§ **What the task requires**
Can you write out the whole listing exactly?

Stored data entries
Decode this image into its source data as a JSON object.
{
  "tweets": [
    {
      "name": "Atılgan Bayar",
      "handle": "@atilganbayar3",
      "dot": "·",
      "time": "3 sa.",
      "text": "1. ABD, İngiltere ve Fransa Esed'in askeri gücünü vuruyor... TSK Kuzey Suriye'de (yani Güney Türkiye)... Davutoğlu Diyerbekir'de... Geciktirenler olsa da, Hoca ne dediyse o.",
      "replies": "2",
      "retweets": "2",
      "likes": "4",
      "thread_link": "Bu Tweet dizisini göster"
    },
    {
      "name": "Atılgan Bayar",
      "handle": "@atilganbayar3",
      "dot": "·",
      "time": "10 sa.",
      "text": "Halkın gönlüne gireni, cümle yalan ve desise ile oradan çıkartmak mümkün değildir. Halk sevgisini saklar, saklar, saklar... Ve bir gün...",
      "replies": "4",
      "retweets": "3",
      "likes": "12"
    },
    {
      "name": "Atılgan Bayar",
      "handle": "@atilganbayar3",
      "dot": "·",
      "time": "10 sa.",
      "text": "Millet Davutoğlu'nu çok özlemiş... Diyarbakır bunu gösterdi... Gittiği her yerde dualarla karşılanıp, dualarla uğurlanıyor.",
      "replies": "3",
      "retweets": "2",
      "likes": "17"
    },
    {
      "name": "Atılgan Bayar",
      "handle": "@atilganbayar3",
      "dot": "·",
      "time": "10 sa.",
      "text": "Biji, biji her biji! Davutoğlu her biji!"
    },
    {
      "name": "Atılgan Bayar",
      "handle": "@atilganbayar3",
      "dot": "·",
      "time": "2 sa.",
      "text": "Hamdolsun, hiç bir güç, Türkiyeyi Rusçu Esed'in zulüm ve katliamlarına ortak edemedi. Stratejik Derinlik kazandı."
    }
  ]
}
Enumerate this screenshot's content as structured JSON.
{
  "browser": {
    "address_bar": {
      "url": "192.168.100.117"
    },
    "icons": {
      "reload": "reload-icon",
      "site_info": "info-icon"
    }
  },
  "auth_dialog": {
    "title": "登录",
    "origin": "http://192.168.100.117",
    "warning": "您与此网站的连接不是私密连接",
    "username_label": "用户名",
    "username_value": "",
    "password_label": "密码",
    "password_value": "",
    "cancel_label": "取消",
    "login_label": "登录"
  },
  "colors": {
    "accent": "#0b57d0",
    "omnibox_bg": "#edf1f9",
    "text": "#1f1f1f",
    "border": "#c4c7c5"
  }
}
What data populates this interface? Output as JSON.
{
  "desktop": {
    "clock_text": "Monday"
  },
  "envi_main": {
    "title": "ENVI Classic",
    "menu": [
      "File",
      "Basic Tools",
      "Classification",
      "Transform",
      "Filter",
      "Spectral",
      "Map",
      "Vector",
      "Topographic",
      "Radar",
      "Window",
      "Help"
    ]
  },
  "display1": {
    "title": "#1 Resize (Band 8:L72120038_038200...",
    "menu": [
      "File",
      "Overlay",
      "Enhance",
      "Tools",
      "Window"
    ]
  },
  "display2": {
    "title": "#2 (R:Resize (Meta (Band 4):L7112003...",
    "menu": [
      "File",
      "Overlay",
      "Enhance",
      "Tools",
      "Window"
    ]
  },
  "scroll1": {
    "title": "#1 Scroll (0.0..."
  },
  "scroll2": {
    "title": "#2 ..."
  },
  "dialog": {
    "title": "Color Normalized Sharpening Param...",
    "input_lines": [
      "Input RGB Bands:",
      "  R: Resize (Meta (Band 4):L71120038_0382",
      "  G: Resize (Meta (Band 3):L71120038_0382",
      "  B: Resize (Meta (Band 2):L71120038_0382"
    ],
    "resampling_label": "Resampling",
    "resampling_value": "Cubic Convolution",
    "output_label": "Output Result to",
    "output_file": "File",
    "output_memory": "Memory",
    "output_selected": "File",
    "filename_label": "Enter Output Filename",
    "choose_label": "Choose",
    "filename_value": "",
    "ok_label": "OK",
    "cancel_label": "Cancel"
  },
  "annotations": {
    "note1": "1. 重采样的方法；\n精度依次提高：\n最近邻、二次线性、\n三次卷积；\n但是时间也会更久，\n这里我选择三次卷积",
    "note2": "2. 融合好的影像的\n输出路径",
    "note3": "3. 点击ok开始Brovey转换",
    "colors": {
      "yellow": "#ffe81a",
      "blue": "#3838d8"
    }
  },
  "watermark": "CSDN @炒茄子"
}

§ **Solution for this exercise**
Decode this image into its source data as a JSON object.
{
  "tweets": [
    {
      "name": "Atılgan Bayar",
      "handle": "@atilganbayar3",
      "dot": "·",
      "time": "3 sa.",
      "text": "1. ABD, İngiltere ve Fransa Esed'in askeri gücünü vuruyor... TSK Kuzey Suriye'de (yani Güney Türkiye)... Davutoğlu Diyerbekir'de... Geciktirenler olsa da, Hoca ne dediyse o.",
      "replies": "2",
      "retweets": "2",
      "likes": "4",
      "thread_link": "Bu Tweet dizisini göster"
    },
    {
      "name": "Atılgan Bayar",
      "handle": "@atilganbayar3",
      "dot": "·",
      "time": "10 sa.",
      "text": "Halkın gönlüne gireni, cümle yalan ve desise ile oradan çıkartmak mümkün değildir. Halk sevgisini saklar, saklar, saklar... Ve bir gün...",
      "replies": "4",
      "retweets": "3",
      "likes": "12"
    },
    {
      "name": "Atılgan Bayar",
      "handle": "@atilganbayar3",
      "dot": "·",
      "time": "10 sa.",
      "text": "Millet Davutoğlu'nu çok özlemiş... Diyarbakır bunu gösterdi... Gittiği her yerde dualarla karşılanıp, dualarla uğurlanıyor.",
      "replies": "3",
      "retweets": "2",
      "likes": "17"
    },
    {
      "name": "Atılgan Bayar",
      "handle": "@atilganbayar3",
      "dot": "·",
      "time": "10 sa.",
      "text": "Biji, biji her biji! Davutoğlu her biji!"
    },
    {
      "name": "Atılgan Bayar",
      "handle": "@atilganbayar3",
      "dot": "·",
      "time": "2 sa.",
      "text": "Hamdolsun, hiç bir güç, Türkiyeyi Rusçu Esed'in zulüm ve katliamlarına ortak edemedi. Stratejik Derinlik kazandı."
    }
  ]
}
Enumerate this screenshot's content as structured JSON.
{
  "browser": {
    "address_bar": {
      "url": "192.168.100.117"
    },
    "icons": {
      "reload": "reload-icon",
      "site_info": "info-icon"
    }
  },
  "auth_dialog": {
    "title": "登录",
    "origin": "http://192.168.100.117",
    "warning": "您与此网站的连接不是私密连接",
    "username_label": "用户名",
    "username_value": "",
    "password_label": "密码",
    "password_value": "",
    "cancel_label": "取消",
    "login_label": "登录"
  },
  "colors": {
    "accent": "#0b57d0",
    "omnibox_bg": "#edf1f9",
    "text": "#1f1f1f",
    "border": "#c4c7c5"
  }
}
What data populates this interface? Output as JSON.
{
  "desktop": {
    "clock_text": "Monday"
  },
  "envi_main": {
    "title": "ENVI Classic",
    "menu": [
      "File",
      "Basic Tools",
      "Classification",
      "Transform",
      "Filter",
      "Spectral",
      "Map",
      "Vector",
      "Topographic",
      "Radar",
      "Window",
      "Help"
    ]
  },
  "display1": {
    "title": "#1 Resize (Band 8:L72120038_038200...",
    "menu": [
      "File",
      "Overlay",
      "Enhance",
      "Tools",
      "Window"
    ]
  },
  "display2": {
    "title": "#2 (R:Resize (Meta (Band 4):L7112003...",
    "menu": [
      "File",
      "Overlay",
      "Enhance",
      "Tools",
      "Window"
    ]
  },
  "scroll1": {
    "title": "#1 Scroll (0.0..."
  },
  "scroll2": {
    "title": "#2 ..."
  },
  "dialog": {
    "title": "Color Normalized Sharpening Param...",
    "input_lines": [
      "Input RGB Bands:",
      "  R: Resize (Meta (Band 4):L71120038_0382",
      "  G: Resize (Meta (Band 3):L71120038_0382",
      "  B: Resize (Meta (Band 2):L71120038_0382"
    ],
    "resampling_label": "Resampling",
    "resampling_value": "Cubic Convolution",
    "output_label": "Output Result to",
    "output_file": "File",
    "output_memory": "Memory",
    "output_selected": "File",
    "filename_label": "Enter Output Filename",
    "choose_label": "Choose",
    "filename_value": "",
    "ok_label": "OK",
    "cancel_label": "Cancel"
  },
  "annotations": {
    "note1": "1. 重采样的方法；\n精度依次提高：\n最近邻、二次线性、\n三次卷积；\n但是时间也会更久，\n这里我选择三次卷积",
    "note2": "2. 融合好的影像的\n输出路径",
    "note3": "3. 点击ok开始Brovey转换",
    "colors": {
      "yellow": "#ffe81a",
      "blue": "#3838d8"
    }
  },
  "watermark": "CSDN @炒茄子"
}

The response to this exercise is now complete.